DIRECTIONS:
Output the full listing below exactly, without the pictures.

Records from a dataset:
** Start **

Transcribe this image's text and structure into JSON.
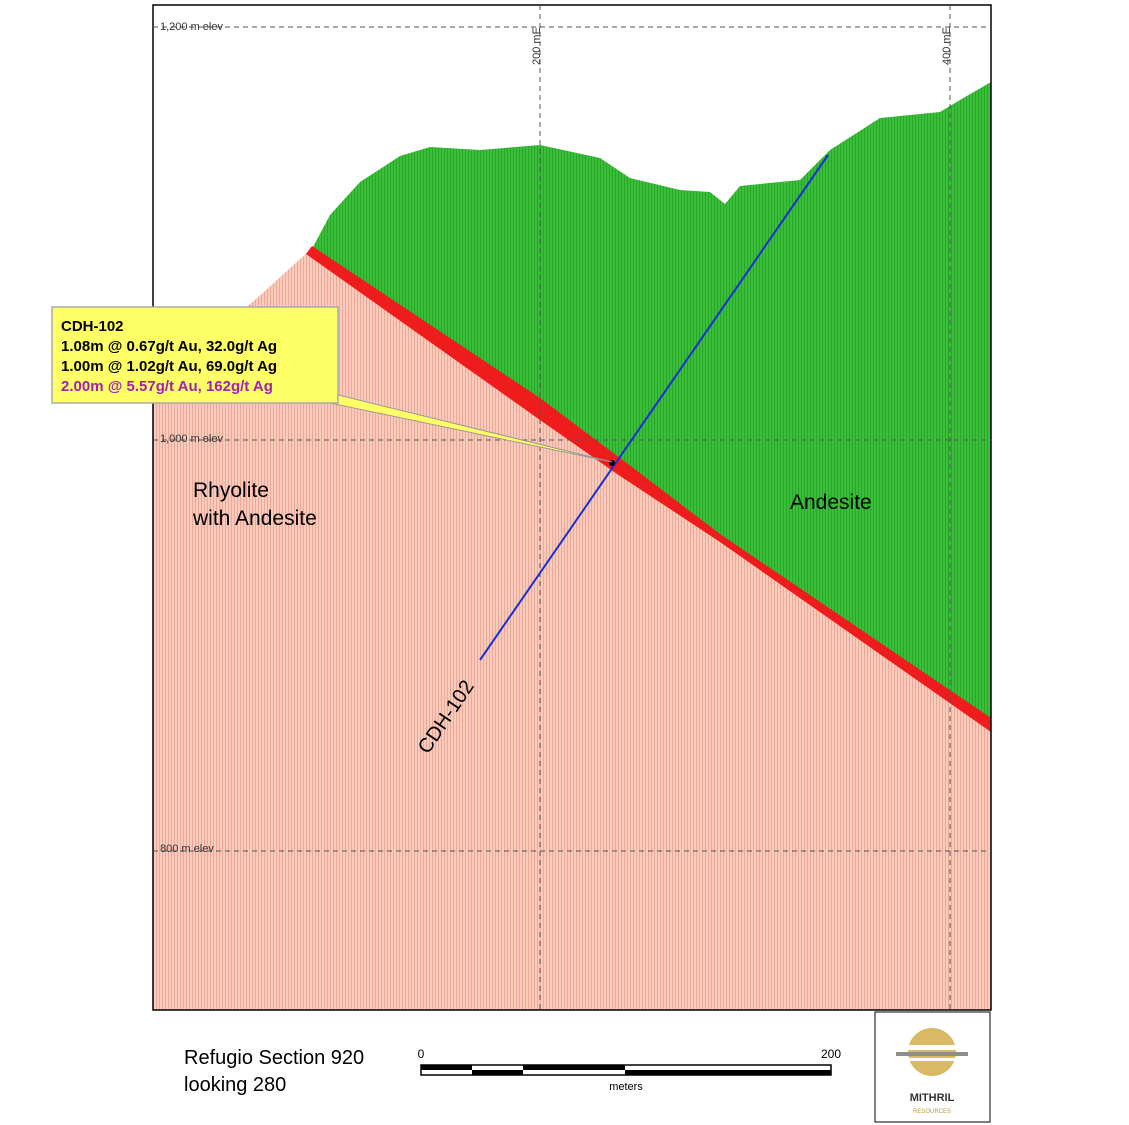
{
  "elevations": [
    "1,200 m elev",
    "1,000 m elev",
    "800 m elev"
  ],
  "eastings": [
    "200 mE",
    "400 mE"
  ],
  "callout": {
    "lines": [
      "CDH-102",
      "1.08m @ 0.67g/t Au, 32.0g/t Ag",
      "1.00m @ 1.02g/t Au, 69.0g/t Ag",
      "2.00m @ 5.57g/t Au, 162g/t Ag"
    ]
  },
  "units": {
    "rhyolite": [
      "Rhyolite",
      "with Andesite"
    ],
    "andesite": "Andesite"
  },
  "drillhole": "CDH-102",
  "footer": {
    "title": "Refugio Section 920",
    "view": "looking 280"
  },
  "scale_bar": {
    "start": "0",
    "end": "200",
    "unit": "meters"
  },
  "logo": {
    "name": "MITHRIL",
    "tagline": "RESOURCES"
  }
}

** End **

OUTPUT OF THE TASK:
Transcribe this image's text and structure into JSON.
{
  "elevations": [
    "1,200 m elev",
    "1,000 m elev",
    "800 m elev"
  ],
  "eastings": [
    "200 mE",
    "400 mE"
  ],
  "callout": {
    "lines": [
      "CDH-102",
      "1.08m @ 0.67g/t Au, 32.0g/t Ag",
      "1.00m @ 1.02g/t Au, 69.0g/t Ag",
      "2.00m @ 5.57g/t Au, 162g/t Ag"
    ]
  },
  "units": {
    "rhyolite": [
      "Rhyolite",
      "with Andesite"
    ],
    "andesite": "Andesite"
  },
  "drillhole": "CDH-102",
  "footer": {
    "title": "Refugio Section 920",
    "view": "looking 280"
  },
  "scale_bar": {
    "start": "0",
    "end": "200",
    "unit": "meters"
  },
  "logo": {
    "name": "MITHRIL",
    "tagline": "RESOURCES"
  }
}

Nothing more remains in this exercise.